_Set exercise_. Copy each line below that contains "ÚTIL".

_Stored items_.
## Begin

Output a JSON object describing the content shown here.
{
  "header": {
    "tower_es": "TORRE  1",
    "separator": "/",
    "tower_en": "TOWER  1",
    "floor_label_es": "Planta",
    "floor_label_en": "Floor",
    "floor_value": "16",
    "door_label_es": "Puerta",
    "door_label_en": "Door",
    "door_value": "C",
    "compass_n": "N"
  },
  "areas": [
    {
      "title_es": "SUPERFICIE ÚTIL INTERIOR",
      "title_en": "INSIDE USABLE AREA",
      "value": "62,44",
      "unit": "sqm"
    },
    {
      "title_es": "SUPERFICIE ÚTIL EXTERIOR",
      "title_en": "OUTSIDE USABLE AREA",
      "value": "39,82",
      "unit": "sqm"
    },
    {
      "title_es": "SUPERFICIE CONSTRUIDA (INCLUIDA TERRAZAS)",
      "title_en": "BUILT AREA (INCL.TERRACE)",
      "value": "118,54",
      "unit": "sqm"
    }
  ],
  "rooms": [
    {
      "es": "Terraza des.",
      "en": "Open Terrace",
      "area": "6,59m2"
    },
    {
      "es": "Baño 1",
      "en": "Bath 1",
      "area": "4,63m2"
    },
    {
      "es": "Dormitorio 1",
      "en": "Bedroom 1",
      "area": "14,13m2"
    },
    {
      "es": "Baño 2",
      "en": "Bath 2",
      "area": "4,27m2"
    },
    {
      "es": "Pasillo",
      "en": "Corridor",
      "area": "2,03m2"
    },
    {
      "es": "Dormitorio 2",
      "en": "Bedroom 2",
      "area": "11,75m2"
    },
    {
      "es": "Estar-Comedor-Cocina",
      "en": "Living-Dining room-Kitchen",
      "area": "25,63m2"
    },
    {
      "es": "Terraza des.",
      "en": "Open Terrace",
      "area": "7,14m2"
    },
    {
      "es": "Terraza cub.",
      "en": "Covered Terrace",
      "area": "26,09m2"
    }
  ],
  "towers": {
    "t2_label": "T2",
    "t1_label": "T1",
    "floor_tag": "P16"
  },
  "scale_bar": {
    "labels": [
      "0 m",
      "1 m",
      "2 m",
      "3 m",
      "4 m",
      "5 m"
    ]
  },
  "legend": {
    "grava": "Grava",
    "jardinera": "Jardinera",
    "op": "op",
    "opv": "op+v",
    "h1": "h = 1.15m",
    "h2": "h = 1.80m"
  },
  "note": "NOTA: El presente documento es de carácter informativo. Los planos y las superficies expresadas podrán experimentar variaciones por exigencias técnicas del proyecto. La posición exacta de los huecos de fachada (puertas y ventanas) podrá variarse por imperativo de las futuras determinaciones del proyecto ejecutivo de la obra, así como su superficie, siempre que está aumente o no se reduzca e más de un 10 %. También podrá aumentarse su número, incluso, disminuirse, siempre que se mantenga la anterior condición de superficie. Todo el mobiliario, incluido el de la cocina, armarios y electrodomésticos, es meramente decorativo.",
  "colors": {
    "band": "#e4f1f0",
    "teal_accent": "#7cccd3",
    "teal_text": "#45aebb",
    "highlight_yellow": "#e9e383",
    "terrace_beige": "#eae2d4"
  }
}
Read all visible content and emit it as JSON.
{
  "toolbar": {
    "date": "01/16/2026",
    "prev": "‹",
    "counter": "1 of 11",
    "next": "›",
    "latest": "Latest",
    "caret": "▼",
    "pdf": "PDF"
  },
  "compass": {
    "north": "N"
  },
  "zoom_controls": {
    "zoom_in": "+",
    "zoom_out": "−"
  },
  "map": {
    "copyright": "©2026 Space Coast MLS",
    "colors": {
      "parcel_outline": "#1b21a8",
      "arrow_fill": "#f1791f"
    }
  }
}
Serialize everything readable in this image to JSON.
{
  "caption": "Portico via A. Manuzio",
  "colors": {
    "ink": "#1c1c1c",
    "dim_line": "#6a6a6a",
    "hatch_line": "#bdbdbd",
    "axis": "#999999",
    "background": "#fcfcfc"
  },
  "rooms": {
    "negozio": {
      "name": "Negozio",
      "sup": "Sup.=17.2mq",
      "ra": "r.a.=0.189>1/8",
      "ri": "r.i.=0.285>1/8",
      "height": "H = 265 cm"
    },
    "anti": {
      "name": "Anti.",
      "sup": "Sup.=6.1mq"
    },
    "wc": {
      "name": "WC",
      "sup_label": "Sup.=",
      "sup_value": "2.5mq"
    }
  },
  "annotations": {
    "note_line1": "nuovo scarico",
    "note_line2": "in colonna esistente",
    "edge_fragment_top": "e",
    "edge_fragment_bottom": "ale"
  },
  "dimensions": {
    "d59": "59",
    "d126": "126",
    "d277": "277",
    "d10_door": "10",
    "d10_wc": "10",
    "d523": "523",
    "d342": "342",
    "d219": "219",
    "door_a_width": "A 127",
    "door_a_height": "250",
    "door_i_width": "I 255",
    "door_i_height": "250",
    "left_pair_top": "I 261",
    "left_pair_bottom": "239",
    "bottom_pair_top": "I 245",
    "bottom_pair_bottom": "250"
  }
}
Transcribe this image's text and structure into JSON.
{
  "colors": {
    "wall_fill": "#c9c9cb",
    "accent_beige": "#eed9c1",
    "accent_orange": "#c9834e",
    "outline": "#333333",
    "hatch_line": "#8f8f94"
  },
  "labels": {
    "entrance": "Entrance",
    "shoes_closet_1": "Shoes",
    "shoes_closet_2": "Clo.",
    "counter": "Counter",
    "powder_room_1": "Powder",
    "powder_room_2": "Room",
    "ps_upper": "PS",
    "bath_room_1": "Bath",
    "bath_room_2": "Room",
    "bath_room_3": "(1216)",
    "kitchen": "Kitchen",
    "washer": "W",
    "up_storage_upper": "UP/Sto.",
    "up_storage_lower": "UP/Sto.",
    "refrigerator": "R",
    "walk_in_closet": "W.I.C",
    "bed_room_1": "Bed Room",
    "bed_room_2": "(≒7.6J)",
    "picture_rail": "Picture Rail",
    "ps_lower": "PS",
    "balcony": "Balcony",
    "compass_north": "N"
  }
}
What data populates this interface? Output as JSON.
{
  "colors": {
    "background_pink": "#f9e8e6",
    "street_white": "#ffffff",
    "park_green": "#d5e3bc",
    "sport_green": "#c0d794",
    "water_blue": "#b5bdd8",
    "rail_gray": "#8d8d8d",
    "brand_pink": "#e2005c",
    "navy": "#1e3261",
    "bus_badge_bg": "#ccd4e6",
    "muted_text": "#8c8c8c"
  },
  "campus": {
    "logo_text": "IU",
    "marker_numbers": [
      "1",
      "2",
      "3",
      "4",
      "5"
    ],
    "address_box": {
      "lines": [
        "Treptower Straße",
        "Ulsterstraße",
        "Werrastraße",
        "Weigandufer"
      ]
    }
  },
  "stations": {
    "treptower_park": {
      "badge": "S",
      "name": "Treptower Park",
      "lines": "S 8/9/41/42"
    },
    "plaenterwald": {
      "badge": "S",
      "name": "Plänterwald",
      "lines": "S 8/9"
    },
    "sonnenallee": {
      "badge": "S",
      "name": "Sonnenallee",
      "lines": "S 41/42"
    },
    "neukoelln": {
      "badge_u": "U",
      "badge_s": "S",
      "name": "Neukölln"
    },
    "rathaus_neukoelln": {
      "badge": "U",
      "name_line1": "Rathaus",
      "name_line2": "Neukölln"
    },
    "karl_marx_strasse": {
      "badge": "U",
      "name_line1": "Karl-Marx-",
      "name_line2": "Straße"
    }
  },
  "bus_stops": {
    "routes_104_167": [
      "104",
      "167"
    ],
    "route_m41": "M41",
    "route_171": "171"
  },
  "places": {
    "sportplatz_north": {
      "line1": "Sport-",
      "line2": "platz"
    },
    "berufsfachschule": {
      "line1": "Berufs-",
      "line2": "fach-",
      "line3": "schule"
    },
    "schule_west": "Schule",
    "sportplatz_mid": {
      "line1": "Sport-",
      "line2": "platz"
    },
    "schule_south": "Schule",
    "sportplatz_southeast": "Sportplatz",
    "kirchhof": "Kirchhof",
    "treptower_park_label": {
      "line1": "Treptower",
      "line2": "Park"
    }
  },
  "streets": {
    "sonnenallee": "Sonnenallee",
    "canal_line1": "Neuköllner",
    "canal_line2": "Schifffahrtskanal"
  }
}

## End

_Written reply_.
      "title_es": "SUPERFICIE ÚTIL INTERIOR",
      "title_es": "SUPERFICIE ÚTIL EXTERIOR",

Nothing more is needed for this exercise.